## [Exercise directions]
Pick out each line in the entries below that contains the word "triangle", and copy those lines.

## [Dataset rows]
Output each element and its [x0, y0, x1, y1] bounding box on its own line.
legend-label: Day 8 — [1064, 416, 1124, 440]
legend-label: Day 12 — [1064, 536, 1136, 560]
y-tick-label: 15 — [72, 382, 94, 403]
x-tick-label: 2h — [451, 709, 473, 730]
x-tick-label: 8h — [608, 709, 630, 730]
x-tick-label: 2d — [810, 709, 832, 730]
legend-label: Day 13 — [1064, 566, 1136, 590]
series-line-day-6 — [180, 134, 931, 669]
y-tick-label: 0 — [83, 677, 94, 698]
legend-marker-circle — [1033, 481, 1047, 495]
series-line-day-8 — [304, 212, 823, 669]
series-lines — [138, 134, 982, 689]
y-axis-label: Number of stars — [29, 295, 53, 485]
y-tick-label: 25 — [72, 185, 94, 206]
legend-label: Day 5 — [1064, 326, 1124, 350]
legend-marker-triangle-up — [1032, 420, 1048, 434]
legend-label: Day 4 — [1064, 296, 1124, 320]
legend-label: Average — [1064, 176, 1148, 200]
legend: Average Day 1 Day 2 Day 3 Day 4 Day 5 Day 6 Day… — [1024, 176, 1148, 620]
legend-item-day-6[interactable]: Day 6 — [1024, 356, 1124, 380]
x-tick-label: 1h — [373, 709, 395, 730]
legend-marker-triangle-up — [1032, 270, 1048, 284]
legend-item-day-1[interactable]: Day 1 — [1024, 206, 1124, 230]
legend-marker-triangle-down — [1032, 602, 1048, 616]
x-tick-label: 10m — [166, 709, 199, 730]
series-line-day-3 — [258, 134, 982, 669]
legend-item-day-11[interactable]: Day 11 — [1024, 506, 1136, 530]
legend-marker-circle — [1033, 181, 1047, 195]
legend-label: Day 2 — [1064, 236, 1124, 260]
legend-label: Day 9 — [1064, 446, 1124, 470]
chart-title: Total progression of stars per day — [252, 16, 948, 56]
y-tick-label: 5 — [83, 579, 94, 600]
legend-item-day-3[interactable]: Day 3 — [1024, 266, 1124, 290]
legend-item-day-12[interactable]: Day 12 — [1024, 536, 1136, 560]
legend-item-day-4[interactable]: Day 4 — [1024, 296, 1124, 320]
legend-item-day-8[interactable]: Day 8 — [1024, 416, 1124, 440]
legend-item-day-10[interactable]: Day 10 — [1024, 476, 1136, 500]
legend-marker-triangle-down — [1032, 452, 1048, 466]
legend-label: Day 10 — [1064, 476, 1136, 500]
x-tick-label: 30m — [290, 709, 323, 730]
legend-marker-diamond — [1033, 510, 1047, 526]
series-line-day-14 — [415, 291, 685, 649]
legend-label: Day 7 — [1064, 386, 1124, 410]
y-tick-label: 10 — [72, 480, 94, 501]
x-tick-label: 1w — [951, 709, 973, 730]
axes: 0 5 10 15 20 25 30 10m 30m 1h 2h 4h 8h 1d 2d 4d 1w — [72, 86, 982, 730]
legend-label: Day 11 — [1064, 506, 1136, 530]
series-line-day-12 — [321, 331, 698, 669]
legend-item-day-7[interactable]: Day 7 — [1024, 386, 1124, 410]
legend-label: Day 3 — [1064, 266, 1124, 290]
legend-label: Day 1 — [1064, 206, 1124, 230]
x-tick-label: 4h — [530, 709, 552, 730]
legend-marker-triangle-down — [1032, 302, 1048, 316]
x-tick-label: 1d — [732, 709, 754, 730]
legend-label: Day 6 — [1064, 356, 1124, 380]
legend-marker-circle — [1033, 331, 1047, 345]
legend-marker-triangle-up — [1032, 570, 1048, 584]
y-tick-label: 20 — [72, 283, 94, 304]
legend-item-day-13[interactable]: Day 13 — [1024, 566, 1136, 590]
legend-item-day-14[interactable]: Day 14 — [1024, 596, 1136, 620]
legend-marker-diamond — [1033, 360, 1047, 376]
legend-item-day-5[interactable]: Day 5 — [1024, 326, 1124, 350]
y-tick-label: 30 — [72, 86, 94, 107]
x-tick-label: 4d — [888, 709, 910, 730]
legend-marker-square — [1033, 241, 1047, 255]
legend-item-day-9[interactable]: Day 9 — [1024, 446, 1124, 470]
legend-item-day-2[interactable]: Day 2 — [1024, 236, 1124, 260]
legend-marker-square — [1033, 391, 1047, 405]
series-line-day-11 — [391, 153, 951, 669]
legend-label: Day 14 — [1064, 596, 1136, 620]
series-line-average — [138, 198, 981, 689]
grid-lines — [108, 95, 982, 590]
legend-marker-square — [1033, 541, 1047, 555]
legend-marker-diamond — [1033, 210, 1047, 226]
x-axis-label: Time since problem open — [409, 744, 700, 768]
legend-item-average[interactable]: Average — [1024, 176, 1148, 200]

## [Solution to the exercise]
legend-marker-triangle-up — [1032, 420, 1048, 434]
legend-marker-triangle-up — [1032, 270, 1048, 284]
legend-marker-triangle-down — [1032, 602, 1048, 616]
legend-marker-triangle-down — [1032, 452, 1048, 466]
legend-marker-triangle-down — [1032, 302, 1048, 316]
legend-marker-triangle-up — [1032, 570, 1048, 584]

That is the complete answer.